### Records for processing
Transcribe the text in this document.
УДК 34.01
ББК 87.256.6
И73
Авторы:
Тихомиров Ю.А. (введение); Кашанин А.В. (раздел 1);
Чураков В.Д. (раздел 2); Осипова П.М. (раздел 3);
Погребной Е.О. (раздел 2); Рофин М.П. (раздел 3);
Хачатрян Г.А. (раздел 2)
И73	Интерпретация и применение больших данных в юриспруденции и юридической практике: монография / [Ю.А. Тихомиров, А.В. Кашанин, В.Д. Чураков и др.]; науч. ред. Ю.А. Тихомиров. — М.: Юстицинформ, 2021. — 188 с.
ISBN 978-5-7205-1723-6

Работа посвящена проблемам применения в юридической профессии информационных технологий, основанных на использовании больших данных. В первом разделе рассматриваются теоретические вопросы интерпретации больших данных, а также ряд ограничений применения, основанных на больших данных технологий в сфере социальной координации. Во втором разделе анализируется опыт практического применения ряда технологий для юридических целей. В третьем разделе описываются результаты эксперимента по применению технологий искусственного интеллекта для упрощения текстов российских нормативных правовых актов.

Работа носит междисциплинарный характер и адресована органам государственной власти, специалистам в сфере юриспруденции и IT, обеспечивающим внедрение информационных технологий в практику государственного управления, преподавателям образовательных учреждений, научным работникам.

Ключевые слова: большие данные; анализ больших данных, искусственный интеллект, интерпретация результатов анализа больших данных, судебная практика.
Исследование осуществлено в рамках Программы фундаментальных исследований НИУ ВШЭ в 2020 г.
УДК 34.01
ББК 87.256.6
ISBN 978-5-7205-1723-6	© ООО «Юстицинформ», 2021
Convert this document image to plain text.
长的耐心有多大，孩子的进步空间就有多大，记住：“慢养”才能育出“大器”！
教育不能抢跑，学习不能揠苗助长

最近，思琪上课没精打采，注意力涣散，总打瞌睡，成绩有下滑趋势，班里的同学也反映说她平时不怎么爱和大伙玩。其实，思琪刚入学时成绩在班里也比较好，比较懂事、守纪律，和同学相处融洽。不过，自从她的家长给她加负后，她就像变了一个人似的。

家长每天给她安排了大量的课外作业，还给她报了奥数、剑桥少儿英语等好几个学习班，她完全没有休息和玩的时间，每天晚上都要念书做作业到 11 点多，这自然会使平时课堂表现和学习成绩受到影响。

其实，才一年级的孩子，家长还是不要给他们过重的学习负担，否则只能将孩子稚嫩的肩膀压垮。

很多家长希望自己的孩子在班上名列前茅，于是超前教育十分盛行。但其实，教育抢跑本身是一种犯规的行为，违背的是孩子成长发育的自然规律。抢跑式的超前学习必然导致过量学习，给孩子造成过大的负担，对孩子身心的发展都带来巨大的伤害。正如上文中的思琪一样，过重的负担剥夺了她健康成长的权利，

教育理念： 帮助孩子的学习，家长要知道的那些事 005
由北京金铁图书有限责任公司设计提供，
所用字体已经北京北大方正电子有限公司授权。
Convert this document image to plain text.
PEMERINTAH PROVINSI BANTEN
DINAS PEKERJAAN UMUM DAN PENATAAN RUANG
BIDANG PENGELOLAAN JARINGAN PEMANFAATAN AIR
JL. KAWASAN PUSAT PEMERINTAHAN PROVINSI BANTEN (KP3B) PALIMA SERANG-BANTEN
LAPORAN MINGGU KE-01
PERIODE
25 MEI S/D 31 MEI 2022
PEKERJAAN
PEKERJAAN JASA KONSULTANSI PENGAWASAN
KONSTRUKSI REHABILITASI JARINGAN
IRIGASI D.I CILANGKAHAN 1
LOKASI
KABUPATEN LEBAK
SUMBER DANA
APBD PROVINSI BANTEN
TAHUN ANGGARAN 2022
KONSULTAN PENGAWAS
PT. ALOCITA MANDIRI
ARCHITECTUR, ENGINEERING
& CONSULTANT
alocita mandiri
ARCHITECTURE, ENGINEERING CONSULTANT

### Directions for this task
A single figure is required: the number of lines above in which the word "PROVINSI" occurs.

### Expected output
3